## Instruction:
Every record should be written out exactly, please.

## Data provided:
■ ■ ■ ■ ■ ■ ■
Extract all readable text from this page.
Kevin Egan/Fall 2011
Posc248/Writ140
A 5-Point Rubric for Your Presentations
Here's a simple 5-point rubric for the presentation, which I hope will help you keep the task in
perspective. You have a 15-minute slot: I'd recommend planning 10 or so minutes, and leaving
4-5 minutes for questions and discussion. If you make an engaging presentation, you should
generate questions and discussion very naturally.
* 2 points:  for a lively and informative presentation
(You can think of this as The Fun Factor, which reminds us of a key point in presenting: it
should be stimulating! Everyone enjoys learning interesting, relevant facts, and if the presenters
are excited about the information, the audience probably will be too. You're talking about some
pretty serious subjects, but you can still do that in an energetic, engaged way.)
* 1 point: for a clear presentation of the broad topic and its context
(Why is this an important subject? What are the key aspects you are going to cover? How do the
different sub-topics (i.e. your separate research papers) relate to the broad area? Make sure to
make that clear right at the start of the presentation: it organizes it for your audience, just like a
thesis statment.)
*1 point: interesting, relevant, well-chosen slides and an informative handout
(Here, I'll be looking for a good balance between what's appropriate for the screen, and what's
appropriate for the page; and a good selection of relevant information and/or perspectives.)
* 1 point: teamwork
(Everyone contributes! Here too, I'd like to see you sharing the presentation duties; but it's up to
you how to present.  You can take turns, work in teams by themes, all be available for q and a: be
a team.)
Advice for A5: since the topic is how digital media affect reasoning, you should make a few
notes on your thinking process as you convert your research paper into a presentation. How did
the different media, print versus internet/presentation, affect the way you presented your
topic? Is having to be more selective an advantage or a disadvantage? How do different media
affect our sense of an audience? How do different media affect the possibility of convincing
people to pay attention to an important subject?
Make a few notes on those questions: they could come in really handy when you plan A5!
■ ■ ■ ■ ■ ■ ■
## Correct response:
Extract all readable text from this page.
Kevin Egan/Fall 2011
Posc248/Writ140
A 5-Point Rubric for Your Presentations
Here's a simple 5-point rubric for the presentation, which I hope will help you keep the task in
perspective. You have a 15-minute slot: I'd recommend planning 10 or so minutes, and leaving
4-5 minutes for questions and discussion. If you make an engaging presentation, you should
generate questions and discussion very naturally.
* 2 points:  for a lively and informative presentation
(You can think of this as The Fun Factor, which reminds us of a key point in presenting: it
should be stimulating! Everyone enjoys learning interesting, relevant facts, and if the presenters
are excited about the information, the audience probably will be too. You're talking about some
pretty serious subjects, but you can still do that in an energetic, engaged way.)
* 1 point: for a clear presentation of the broad topic and its context
(Why is this an important subject? What are the key aspects you are going to cover? How do the
different sub-topics (i.e. your separate research papers) relate to the broad area? Make sure to
make that clear right at the start of the presentation: it organizes it for your audience, just like a
thesis statment.)
*1 point: interesting, relevant, well-chosen slides and an informative handout
(Here, I'll be looking for a good balance between what's appropriate for the screen, and what's
appropriate for the page; and a good selection of relevant information and/or perspectives.)
* 1 point: teamwork
(Everyone contributes! Here too, I'd like to see you sharing the presentation duties; but it's up to
you how to present.  You can take turns, work in teams by themes, all be available for q and a: be
a team.)
Advice for A5: since the topic is how digital media affect reasoning, you should make a few
notes on your thinking process as you convert your research paper into a presentation. How did
the different media, print versus internet/presentation, affect the way you presented your
topic? Is having to be more selective an advantage or a disadvantage? How do different media
affect our sense of an audience? How do different media affect the possibility of convincing
people to pay attention to an important subject?
Make a few notes on those questions: they could come in really handy when you plan A5!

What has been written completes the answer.